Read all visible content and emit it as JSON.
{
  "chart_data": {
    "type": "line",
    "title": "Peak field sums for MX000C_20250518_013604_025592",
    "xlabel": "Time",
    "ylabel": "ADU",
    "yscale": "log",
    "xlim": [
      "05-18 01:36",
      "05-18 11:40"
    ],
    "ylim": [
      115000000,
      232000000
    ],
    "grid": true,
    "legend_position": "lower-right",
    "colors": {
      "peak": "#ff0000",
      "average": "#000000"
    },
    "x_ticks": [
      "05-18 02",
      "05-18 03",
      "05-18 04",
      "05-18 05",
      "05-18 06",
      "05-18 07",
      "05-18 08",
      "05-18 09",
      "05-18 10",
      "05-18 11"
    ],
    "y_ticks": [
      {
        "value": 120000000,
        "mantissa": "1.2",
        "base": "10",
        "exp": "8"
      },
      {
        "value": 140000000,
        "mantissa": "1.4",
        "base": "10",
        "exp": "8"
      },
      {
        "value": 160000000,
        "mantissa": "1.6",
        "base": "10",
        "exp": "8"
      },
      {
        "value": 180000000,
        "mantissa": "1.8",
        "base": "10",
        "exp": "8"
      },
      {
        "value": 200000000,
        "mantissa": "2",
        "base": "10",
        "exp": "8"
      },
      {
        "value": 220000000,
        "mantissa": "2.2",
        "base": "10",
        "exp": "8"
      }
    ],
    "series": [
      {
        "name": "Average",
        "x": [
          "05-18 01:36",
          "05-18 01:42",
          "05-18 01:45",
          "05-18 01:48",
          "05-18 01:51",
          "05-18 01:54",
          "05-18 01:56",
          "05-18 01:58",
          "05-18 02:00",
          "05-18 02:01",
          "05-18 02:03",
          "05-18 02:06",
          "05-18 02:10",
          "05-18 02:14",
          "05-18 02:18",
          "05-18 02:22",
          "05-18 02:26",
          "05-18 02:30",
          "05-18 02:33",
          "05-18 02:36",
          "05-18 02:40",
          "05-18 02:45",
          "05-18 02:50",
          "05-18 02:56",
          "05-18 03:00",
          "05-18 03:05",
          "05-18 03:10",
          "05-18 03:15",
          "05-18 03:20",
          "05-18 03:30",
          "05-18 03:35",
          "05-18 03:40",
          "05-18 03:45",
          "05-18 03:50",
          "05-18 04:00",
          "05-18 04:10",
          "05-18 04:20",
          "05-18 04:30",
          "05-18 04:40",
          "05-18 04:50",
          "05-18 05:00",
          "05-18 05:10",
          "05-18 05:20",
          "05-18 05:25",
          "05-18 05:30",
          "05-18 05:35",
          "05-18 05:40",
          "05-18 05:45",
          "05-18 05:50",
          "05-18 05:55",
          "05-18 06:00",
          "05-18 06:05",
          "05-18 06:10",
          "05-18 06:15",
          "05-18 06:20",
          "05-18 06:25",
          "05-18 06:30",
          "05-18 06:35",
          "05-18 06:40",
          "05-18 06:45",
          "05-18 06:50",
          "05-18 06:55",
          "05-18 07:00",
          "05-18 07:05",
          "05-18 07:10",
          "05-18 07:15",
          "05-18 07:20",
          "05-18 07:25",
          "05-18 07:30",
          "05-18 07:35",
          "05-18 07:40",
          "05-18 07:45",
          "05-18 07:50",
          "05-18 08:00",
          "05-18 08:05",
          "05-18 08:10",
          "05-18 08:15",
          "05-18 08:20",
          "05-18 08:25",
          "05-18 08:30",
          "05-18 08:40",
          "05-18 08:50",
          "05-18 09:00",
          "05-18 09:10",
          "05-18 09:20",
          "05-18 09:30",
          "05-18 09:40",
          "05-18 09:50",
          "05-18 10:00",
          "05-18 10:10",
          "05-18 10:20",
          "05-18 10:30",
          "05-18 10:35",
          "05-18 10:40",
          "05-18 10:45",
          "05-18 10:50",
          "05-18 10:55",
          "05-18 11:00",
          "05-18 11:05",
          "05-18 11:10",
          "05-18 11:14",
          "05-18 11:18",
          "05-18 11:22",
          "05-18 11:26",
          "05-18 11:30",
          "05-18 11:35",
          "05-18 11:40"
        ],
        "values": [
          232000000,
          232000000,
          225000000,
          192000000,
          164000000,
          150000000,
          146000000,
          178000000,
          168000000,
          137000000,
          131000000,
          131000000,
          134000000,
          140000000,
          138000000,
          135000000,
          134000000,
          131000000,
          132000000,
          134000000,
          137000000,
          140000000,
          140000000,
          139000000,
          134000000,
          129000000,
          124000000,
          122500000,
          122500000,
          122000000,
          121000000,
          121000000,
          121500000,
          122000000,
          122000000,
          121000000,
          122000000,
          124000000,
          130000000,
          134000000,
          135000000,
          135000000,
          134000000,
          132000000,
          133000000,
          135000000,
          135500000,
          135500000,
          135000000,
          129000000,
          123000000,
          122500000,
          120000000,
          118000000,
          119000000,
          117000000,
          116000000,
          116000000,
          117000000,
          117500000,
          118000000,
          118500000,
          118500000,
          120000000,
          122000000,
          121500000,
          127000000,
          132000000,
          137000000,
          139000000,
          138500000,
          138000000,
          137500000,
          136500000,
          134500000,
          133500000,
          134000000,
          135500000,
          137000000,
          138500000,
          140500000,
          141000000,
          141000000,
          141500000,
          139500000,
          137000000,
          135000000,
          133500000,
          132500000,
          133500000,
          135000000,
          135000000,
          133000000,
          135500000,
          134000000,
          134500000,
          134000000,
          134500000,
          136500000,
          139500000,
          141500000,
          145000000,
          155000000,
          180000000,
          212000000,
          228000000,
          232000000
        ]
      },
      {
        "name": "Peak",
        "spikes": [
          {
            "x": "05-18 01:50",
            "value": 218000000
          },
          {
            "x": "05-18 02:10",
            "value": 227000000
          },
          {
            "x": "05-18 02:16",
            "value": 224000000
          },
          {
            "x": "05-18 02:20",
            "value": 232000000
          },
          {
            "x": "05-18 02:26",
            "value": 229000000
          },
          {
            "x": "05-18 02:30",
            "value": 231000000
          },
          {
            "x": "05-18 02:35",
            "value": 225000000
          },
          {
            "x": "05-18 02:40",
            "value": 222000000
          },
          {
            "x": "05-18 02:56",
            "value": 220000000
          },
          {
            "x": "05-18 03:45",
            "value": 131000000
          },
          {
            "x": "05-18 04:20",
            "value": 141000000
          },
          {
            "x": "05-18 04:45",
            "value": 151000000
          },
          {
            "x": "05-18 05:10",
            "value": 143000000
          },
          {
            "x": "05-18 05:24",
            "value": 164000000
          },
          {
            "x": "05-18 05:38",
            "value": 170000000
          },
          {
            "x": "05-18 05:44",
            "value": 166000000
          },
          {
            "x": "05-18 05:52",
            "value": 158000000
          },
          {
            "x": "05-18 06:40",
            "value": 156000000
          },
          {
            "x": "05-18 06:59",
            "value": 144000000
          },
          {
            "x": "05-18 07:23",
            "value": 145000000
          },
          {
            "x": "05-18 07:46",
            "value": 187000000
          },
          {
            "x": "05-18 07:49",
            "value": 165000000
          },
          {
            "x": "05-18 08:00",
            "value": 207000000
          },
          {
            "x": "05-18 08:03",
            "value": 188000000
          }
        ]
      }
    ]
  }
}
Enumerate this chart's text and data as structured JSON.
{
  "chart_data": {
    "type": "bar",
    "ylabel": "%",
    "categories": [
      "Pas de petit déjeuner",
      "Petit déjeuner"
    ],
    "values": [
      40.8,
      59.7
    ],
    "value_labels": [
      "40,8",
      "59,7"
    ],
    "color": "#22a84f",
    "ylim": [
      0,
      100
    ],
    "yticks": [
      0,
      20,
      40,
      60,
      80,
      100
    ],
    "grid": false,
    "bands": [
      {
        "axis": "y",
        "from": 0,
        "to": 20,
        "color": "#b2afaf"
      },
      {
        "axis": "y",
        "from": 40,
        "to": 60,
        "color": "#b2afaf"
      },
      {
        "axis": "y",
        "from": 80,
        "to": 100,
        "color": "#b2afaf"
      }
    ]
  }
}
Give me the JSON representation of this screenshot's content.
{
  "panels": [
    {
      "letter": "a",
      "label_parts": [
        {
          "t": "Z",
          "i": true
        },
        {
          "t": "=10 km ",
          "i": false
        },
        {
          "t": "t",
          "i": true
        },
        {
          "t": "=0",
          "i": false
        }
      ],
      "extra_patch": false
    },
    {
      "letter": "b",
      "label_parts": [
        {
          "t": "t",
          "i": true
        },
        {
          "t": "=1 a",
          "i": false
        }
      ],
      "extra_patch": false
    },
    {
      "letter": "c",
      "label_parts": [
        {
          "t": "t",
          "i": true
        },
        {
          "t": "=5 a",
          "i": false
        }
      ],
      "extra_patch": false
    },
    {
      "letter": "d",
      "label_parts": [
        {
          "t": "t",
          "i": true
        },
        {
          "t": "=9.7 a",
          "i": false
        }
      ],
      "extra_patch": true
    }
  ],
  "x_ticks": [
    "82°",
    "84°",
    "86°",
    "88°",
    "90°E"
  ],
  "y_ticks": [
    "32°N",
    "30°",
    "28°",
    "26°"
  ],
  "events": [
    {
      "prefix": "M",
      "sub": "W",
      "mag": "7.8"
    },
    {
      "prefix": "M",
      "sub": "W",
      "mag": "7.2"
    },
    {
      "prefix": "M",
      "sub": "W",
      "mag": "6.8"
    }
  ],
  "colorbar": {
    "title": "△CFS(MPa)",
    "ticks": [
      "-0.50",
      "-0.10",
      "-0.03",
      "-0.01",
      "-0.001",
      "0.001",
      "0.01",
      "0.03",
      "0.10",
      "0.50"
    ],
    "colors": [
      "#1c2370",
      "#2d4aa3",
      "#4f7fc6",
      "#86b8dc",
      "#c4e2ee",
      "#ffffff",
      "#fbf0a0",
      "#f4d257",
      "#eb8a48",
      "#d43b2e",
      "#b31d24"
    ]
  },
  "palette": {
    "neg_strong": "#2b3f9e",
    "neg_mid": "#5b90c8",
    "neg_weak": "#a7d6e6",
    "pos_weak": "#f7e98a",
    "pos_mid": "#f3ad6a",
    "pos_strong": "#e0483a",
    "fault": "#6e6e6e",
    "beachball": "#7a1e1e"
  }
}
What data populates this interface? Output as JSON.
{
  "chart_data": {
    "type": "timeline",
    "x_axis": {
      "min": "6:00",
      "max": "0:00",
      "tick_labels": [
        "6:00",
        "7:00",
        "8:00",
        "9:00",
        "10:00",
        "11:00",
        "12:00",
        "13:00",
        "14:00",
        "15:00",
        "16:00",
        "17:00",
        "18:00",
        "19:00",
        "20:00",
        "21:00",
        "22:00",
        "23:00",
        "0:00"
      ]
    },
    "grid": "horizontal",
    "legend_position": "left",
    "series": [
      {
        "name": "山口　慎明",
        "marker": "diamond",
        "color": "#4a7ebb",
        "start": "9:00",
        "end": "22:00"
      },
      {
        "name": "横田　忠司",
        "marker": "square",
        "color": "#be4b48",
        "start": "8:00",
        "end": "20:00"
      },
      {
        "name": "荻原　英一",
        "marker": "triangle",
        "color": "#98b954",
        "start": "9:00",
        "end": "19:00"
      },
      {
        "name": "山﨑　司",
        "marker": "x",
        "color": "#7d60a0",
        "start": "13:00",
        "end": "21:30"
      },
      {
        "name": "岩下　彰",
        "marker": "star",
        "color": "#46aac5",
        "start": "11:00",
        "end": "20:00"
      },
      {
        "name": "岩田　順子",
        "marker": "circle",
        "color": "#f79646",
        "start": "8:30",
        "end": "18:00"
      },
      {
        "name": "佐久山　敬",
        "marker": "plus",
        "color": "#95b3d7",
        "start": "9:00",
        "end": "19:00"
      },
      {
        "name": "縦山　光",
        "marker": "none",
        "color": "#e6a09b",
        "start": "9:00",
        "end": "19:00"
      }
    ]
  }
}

########################################

Exercise aim: Find every line in the records above that holds the word "JSON", and copy each one.

Exercise solution:
Read all visible content and emit it as JSON.
Enumerate this chart's text and data as structured JSON.
Give me the JSON representation of this screenshot's content.
What data populates this interface? Output as JSON.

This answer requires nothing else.